Rows from a dataset
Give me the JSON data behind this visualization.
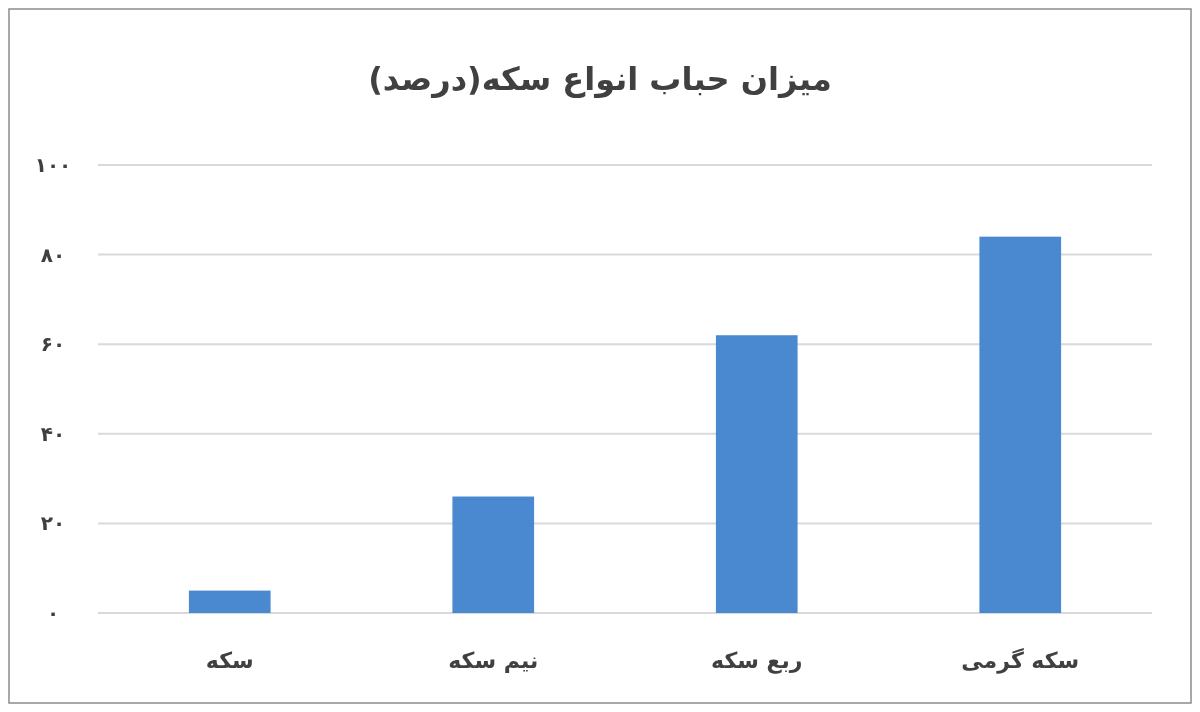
{
  "chart_data": {
    "type": "bar",
    "title": "میزان حباب انواع سکه(درصد)",
    "categories": [
      "سکه",
      "نیم سکه",
      "ربع سکه",
      "سکه گرمی"
    ],
    "values": [
      5,
      26,
      62,
      84
    ],
    "color": "#4a89cf",
    "ylim": [
      0,
      100
    ],
    "yticks": [
      {
        "value": 0,
        "label": "۰"
      },
      {
        "value": 20,
        "label": "۲۰"
      },
      {
        "value": 40,
        "label": "۴۰"
      },
      {
        "value": 60,
        "label": "۶۰"
      },
      {
        "value": 80,
        "label": "۸۰"
      },
      {
        "value": 100,
        "label": "۱۰۰"
      }
    ],
    "grid": "y"
  }
}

GIVEN PROBLEM: Set down the complete material exactly, but do not include the images.

ANSWER TO THE EXERCISE:
Give me the JSON data behind this visualization.
{
  "chart_data": {
    "type": "bar",
    "title": "میزان حباب انواع سکه(درصد)",
    "categories": [
      "سکه",
      "نیم سکه",
      "ربع سکه",
      "سکه گرمی"
    ],
    "values": [
      5,
      26,
      62,
      84
    ],
    "color": "#4a89cf",
    "ylim": [
      0,
      100
    ],
    "yticks": [
      {
        "value": 0,
        "label": "۰"
      },
      {
        "value": 20,
        "label": "۲۰"
      },
      {
        "value": 40,
        "label": "۴۰"
      },
      {
        "value": 60,
        "label": "۶۰"
      },
      {
        "value": 80,
        "label": "۸۰"
      },
      {
        "value": 100,
        "label": "۱۰۰"
      }
    ],
    "grid": "y"
  }
}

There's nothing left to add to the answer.